*** Supplied records ***

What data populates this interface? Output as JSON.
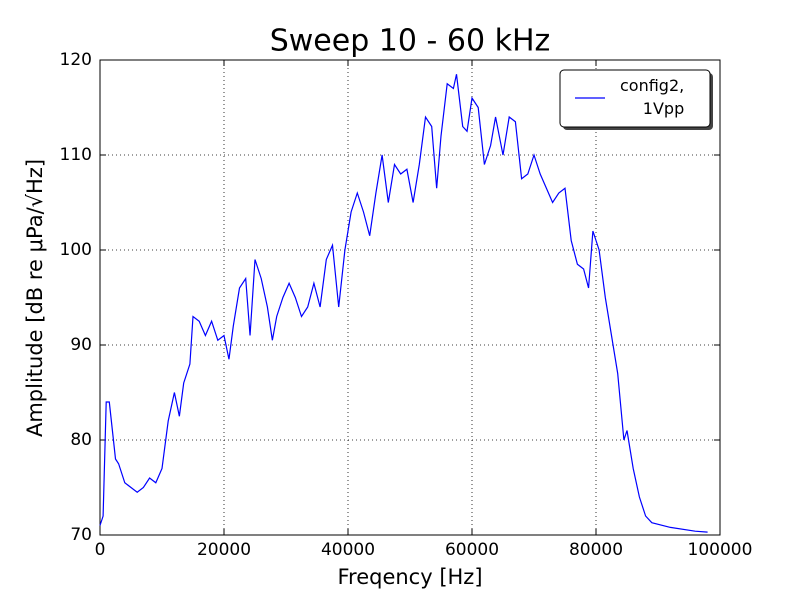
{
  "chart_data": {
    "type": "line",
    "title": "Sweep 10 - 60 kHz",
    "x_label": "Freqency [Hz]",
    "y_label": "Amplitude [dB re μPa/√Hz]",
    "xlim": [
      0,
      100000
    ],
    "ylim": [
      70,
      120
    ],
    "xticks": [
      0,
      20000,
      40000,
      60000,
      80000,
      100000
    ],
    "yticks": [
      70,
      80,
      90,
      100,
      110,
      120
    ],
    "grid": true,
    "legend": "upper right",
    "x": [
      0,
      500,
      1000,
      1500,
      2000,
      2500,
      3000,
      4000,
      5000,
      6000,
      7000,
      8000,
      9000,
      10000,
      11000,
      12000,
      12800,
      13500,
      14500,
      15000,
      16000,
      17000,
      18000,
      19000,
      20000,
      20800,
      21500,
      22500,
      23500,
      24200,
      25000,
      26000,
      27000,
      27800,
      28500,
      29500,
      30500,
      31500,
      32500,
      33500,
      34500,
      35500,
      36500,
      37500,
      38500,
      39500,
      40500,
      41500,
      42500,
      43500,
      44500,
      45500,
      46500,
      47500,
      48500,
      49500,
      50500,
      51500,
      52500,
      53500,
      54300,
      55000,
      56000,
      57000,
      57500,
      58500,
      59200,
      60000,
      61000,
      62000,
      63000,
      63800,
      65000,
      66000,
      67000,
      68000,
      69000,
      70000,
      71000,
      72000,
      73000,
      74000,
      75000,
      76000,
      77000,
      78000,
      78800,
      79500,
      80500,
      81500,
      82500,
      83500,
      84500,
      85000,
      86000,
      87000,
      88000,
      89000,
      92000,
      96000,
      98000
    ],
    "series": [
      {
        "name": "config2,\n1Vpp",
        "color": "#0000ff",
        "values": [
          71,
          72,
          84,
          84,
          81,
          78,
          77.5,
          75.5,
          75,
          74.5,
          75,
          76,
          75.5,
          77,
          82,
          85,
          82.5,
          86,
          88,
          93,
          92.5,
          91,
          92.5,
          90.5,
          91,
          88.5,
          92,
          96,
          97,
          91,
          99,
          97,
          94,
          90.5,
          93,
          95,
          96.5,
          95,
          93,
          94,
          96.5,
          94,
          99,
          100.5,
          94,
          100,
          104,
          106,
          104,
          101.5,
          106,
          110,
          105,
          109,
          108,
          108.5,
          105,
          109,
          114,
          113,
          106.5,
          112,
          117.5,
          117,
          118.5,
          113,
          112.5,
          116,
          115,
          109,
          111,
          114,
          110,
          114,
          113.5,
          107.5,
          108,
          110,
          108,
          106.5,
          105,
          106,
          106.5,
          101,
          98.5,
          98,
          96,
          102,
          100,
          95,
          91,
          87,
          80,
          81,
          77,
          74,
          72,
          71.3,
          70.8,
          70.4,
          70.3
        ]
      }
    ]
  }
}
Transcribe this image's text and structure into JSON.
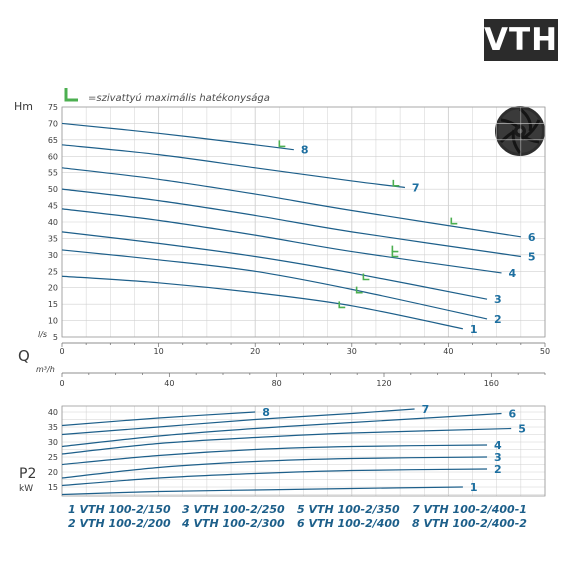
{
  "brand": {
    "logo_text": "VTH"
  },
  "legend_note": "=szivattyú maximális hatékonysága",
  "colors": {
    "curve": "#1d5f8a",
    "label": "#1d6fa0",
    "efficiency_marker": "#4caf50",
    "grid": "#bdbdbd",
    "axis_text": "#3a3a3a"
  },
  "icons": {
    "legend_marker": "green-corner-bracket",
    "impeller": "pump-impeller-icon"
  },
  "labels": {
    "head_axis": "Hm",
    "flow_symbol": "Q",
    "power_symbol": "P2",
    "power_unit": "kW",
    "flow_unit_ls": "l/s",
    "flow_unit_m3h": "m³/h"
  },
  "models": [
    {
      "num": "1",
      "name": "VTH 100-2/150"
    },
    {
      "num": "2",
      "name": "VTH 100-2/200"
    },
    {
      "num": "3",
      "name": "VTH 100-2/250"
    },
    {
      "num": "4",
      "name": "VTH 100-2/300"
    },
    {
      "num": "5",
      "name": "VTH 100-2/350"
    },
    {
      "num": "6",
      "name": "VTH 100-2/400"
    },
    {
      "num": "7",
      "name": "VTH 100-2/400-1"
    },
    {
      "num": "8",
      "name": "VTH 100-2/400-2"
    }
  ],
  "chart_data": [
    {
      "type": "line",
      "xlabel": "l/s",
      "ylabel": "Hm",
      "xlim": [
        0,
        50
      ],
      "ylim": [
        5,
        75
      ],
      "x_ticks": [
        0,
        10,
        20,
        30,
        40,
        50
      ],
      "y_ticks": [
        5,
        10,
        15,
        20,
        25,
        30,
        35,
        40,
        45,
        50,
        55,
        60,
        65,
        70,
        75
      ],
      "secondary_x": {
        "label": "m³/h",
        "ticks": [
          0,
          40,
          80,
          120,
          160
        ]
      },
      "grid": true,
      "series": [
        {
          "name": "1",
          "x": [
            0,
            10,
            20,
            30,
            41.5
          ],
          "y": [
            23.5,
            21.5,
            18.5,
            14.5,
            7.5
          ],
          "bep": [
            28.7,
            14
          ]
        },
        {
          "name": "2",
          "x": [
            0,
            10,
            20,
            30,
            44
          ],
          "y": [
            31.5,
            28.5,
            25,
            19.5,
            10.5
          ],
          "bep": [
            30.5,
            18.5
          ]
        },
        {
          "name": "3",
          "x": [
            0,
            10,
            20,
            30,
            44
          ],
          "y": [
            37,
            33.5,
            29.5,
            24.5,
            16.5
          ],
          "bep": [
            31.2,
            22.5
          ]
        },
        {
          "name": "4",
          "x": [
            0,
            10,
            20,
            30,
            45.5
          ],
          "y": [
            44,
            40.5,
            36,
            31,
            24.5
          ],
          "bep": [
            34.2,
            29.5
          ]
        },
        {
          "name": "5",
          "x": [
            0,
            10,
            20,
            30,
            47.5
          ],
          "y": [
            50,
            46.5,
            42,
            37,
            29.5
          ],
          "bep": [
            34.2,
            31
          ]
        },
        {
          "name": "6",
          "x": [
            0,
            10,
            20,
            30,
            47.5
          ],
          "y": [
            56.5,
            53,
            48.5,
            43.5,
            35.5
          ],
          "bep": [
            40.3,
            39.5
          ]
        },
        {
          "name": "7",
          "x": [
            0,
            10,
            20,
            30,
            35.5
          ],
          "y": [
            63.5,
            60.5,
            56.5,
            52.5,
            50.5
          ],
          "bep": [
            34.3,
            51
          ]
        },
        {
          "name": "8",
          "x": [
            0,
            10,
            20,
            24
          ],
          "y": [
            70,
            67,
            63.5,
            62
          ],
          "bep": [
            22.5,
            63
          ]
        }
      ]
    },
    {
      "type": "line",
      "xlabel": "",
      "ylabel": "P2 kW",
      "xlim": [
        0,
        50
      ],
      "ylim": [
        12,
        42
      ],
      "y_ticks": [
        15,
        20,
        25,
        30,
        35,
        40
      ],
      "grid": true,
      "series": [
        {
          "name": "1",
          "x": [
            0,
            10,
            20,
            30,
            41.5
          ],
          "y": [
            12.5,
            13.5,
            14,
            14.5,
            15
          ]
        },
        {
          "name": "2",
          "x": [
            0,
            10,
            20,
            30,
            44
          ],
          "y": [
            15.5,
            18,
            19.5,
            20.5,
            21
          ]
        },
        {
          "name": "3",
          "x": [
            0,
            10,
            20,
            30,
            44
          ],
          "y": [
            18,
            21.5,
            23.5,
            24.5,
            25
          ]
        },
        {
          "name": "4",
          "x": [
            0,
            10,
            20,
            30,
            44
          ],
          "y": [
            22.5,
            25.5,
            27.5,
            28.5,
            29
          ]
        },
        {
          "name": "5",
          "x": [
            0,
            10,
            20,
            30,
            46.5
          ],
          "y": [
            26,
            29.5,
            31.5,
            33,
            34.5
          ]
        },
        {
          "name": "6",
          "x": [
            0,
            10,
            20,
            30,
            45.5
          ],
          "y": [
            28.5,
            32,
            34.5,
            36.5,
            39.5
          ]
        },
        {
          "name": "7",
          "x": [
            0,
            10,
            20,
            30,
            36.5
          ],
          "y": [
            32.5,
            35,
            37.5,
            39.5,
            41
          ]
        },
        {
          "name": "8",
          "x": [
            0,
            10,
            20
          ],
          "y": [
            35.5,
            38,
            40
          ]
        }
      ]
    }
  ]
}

***

#### [Task details]
Collect every line from the records above that contains the word "grid".

#### [The result]
    "grid": true,
    "grid": "#bdbdbd",
      "grid": true,
      "grid": true,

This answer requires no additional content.